▶ **Brief**
Reproduce the data below line for line, starting at the line that contains "svg-text:Φ400: Φ400 <box>229" and ending at the final line of the data, with both of those lines included.

▶ **Supplied data**
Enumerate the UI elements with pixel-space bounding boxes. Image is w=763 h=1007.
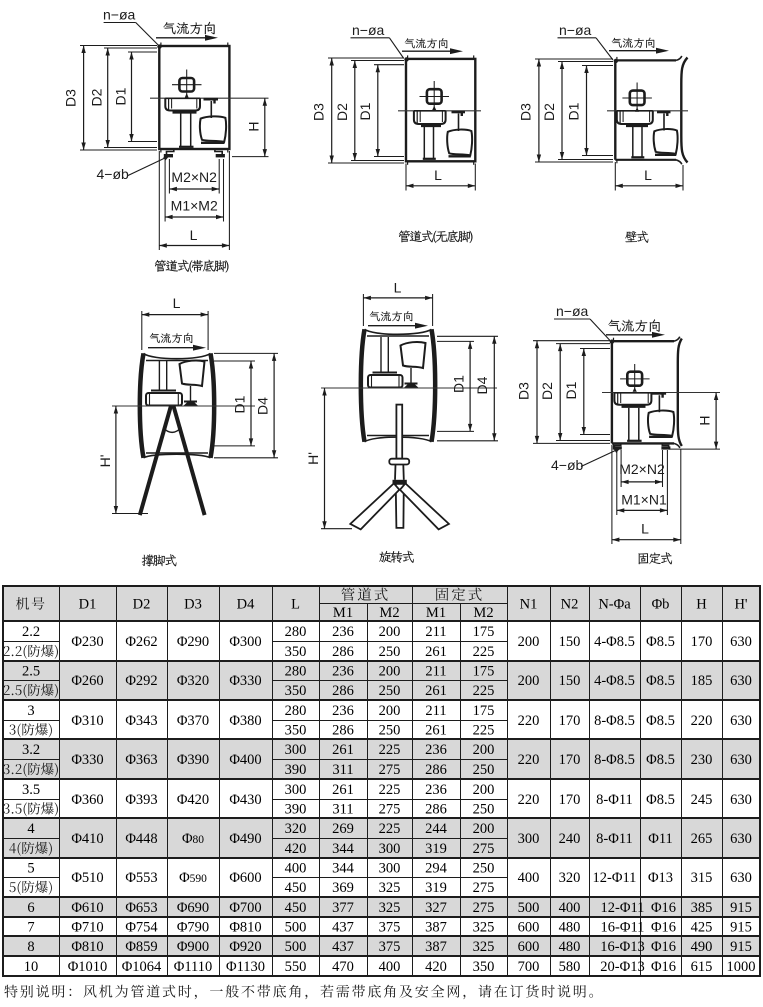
svg-text:Φ400: Φ400 <box>229 752 261 768</box>
svg-text:D4: D4 <box>255 397 271 415</box>
svg-text:286: 286 <box>332 683 354 699</box>
svg-text:400: 400 <box>518 870 540 886</box>
svg-text:261: 261 <box>425 683 447 699</box>
svg-text:275: 275 <box>379 801 401 817</box>
svg-text:211: 211 <box>425 663 446 679</box>
svg-text:D2: D2 <box>89 88 105 106</box>
svg-text:450: 450 <box>285 900 307 916</box>
svg-text:450: 450 <box>285 880 307 896</box>
svg-text:170: 170 <box>559 792 581 808</box>
svg-text:630: 630 <box>730 673 752 689</box>
svg-text:4: 4 <box>27 821 35 837</box>
svg-text:16-Φ13: 16-Φ13 <box>600 939 644 955</box>
svg-text:200: 200 <box>518 634 540 650</box>
svg-text:700: 700 <box>518 959 540 975</box>
svg-text:D3: D3 <box>516 382 532 400</box>
svg-text:Φ16: Φ16 <box>651 939 676 955</box>
svg-text:Φ430: Φ430 <box>229 792 261 808</box>
svg-text:L: L <box>644 167 652 183</box>
svg-text:300: 300 <box>379 860 401 876</box>
svg-text:350: 350 <box>285 644 307 660</box>
svg-text:Φ790: Φ790 <box>177 919 209 935</box>
svg-text:344: 344 <box>332 841 355 857</box>
svg-text:244: 244 <box>425 821 448 837</box>
svg-text:325: 325 <box>379 880 401 896</box>
svg-text:175: 175 <box>473 703 495 719</box>
svg-text:425: 425 <box>691 919 713 935</box>
svg-text:630: 630 <box>730 792 752 808</box>
svg-text:Φ710: Φ710 <box>71 919 103 935</box>
svg-text:170: 170 <box>559 752 581 768</box>
svg-text:630: 630 <box>730 831 752 847</box>
svg-text:300: 300 <box>379 841 401 857</box>
svg-text:280: 280 <box>285 624 307 640</box>
svg-text:N1: N1 <box>520 596 538 612</box>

▶ **Answer to the task**
svg-text:Φ400: Φ400 <box>229 752 261 768</box>
svg-text:D4: D4 <box>255 397 271 415</box>
svg-text:286: 286 <box>332 683 354 699</box>
svg-text:400: 400 <box>518 870 540 886</box>
svg-text:261: 261 <box>425 683 447 699</box>
svg-text:275: 275 <box>379 801 401 817</box>
svg-text:211: 211 <box>425 663 446 679</box>
svg-text:D2: D2 <box>89 88 105 106</box>
svg-text:450: 450 <box>285 900 307 916</box>
svg-text:450: 450 <box>285 880 307 896</box>
svg-text:170: 170 <box>559 792 581 808</box>
svg-text:630: 630 <box>730 673 752 689</box>
svg-text:4: 4 <box>27 821 35 837</box>
svg-text:16-Φ13: 16-Φ13 <box>600 939 644 955</box>
svg-text:200: 200 <box>518 634 540 650</box>
svg-text:700: 700 <box>518 959 540 975</box>
svg-text:D3: D3 <box>516 382 532 400</box>
svg-text:Φ16: Φ16 <box>651 939 676 955</box>
svg-text:Φ430: Φ430 <box>229 792 261 808</box>
svg-text:L: L <box>644 167 652 183</box>
svg-text:300: 300 <box>379 860 401 876</box>
svg-text:350: 350 <box>285 644 307 660</box>
svg-text:Φ790: Φ790 <box>177 919 209 935</box>
svg-text:344: 344 <box>332 841 355 857</box>
svg-text:244: 244 <box>425 821 448 837</box>
svg-text:325: 325 <box>379 880 401 896</box>
svg-text:175: 175 <box>473 703 495 719</box>
svg-text:425: 425 <box>691 919 713 935</box>
svg-text:630: 630 <box>730 792 752 808</box>
svg-text:Φ710: Φ710 <box>71 919 103 935</box>
svg-text:170: 170 <box>559 752 581 768</box>
svg-text:630: 630 <box>730 831 752 847</box>
svg-text:300: 300 <box>379 841 401 857</box>
svg-text:280: 280 <box>285 624 307 640</box>
svg-text:N1: N1 <box>520 596 538 612</box>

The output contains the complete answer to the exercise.